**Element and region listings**
#####

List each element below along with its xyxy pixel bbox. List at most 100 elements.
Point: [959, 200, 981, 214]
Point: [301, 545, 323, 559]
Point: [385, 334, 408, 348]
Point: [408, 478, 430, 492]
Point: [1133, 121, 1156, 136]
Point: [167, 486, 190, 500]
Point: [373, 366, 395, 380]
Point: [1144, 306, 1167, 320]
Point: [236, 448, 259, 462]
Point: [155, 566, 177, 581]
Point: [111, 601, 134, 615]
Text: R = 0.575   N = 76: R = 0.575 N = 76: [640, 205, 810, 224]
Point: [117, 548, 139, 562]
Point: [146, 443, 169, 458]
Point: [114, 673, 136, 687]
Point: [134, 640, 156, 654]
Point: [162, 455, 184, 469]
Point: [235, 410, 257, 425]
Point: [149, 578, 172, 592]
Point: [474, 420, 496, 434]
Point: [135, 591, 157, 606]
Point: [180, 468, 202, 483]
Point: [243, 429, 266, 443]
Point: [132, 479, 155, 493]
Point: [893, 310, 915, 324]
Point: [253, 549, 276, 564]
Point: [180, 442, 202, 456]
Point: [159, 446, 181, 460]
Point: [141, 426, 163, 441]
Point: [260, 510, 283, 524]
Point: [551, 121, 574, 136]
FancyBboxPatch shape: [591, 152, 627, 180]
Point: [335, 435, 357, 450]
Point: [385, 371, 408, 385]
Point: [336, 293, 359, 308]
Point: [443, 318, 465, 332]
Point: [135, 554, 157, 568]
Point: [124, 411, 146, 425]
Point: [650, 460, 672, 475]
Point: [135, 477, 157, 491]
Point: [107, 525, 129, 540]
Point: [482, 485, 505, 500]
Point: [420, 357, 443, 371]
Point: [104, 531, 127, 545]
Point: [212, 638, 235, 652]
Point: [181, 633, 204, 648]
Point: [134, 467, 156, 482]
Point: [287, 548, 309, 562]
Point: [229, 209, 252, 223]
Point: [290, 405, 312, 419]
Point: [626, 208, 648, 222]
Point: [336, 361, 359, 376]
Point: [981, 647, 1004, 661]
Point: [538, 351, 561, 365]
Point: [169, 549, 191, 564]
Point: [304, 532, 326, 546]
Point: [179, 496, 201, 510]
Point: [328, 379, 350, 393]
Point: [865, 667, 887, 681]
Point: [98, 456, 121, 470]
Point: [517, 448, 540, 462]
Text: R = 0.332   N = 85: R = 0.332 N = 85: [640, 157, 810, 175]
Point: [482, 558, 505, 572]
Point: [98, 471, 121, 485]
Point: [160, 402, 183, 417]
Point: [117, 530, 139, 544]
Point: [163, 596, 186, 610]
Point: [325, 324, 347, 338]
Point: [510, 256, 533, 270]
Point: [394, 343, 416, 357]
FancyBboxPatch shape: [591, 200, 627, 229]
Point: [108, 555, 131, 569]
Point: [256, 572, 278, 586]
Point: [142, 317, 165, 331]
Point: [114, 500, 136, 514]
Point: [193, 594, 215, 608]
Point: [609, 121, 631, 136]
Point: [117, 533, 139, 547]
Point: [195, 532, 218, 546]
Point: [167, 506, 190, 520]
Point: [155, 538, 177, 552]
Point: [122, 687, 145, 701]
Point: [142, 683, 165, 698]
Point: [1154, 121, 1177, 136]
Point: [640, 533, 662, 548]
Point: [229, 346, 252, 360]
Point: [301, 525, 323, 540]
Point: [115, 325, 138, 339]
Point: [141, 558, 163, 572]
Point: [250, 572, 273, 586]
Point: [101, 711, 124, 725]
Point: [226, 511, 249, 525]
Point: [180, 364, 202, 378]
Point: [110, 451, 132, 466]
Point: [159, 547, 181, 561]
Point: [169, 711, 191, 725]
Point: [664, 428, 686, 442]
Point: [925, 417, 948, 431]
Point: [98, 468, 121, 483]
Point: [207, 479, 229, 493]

#####

**WHAT IS NEEDED**
Copy every line of the records word for word, without changing anything.

**RESPONSE TO THIS EXERCISE**
List each element below along with its xyxy pixel bbox. List at most 100 elements.
Point: [959, 200, 981, 214]
Point: [301, 545, 323, 559]
Point: [385, 334, 408, 348]
Point: [408, 478, 430, 492]
Point: [1133, 121, 1156, 136]
Point: [167, 486, 190, 500]
Point: [373, 366, 395, 380]
Point: [1144, 306, 1167, 320]
Point: [236, 448, 259, 462]
Point: [155, 566, 177, 581]
Point: [111, 601, 134, 615]
Text: R = 0.575   N = 76: R = 0.575 N = 76: [640, 205, 810, 224]
Point: [117, 548, 139, 562]
Point: [146, 443, 169, 458]
Point: [114, 673, 136, 687]
Point: [134, 640, 156, 654]
Point: [162, 455, 184, 469]
Point: [235, 410, 257, 425]
Point: [149, 578, 172, 592]
Point: [474, 420, 496, 434]
Point: [135, 591, 157, 606]
Point: [180, 468, 202, 483]
Point: [243, 429, 266, 443]
Point: [132, 479, 155, 493]
Point: [893, 310, 915, 324]
Point: [253, 549, 276, 564]
Point: [180, 442, 202, 456]
Point: [159, 446, 181, 460]
Point: [141, 426, 163, 441]
Point: [260, 510, 283, 524]
Point: [551, 121, 574, 136]
FancyBboxPatch shape: [591, 152, 627, 180]
Point: [335, 435, 357, 450]
Point: [385, 371, 408, 385]
Point: [336, 293, 359, 308]
Point: [443, 318, 465, 332]
Point: [135, 554, 157, 568]
Point: [124, 411, 146, 425]
Point: [650, 460, 672, 475]
Point: [135, 477, 157, 491]
Point: [107, 525, 129, 540]
Point: [482, 485, 505, 500]
Point: [420, 357, 443, 371]
Point: [104, 531, 127, 545]
Point: [212, 638, 235, 652]
Point: [181, 633, 204, 648]
Point: [134, 467, 156, 482]
Point: [287, 548, 309, 562]
Point: [229, 209, 252, 223]
Point: [290, 405, 312, 419]
Point: [626, 208, 648, 222]
Point: [336, 361, 359, 376]
Point: [981, 647, 1004, 661]
Point: [538, 351, 561, 365]
Point: [169, 549, 191, 564]
Point: [304, 532, 326, 546]
Point: [179, 496, 201, 510]
Point: [328, 379, 350, 393]
Point: [865, 667, 887, 681]
Point: [98, 456, 121, 470]
Point: [517, 448, 540, 462]
Text: R = 0.332   N = 85: R = 0.332 N = 85: [640, 157, 810, 175]
Point: [482, 558, 505, 572]
Point: [98, 471, 121, 485]
Point: [160, 402, 183, 417]
Point: [117, 530, 139, 544]
Point: [163, 596, 186, 610]
Point: [325, 324, 347, 338]
Point: [510, 256, 533, 270]
Point: [394, 343, 416, 357]
FancyBboxPatch shape: [591, 200, 627, 229]
Point: [108, 555, 131, 569]
Point: [256, 572, 278, 586]
Point: [142, 317, 165, 331]
Point: [114, 500, 136, 514]
Point: [193, 594, 215, 608]
Point: [609, 121, 631, 136]
Point: [117, 533, 139, 547]
Point: [195, 532, 218, 546]
Point: [167, 506, 190, 520]
Point: [155, 538, 177, 552]
Point: [122, 687, 145, 701]
Point: [142, 683, 165, 698]
Point: [1154, 121, 1177, 136]
Point: [640, 533, 662, 548]
Point: [229, 346, 252, 360]
Point: [301, 525, 323, 540]
Point: [115, 325, 138, 339]
Point: [141, 558, 163, 572]
Point: [250, 572, 273, 586]
Point: [101, 711, 124, 725]
Point: [226, 511, 249, 525]
Point: [180, 364, 202, 378]
Point: [110, 451, 132, 466]
Point: [159, 547, 181, 561]
Point: [169, 711, 191, 725]
Point: [664, 428, 686, 442]
Point: [925, 417, 948, 431]
Point: [98, 468, 121, 483]
Point: [207, 479, 229, 493]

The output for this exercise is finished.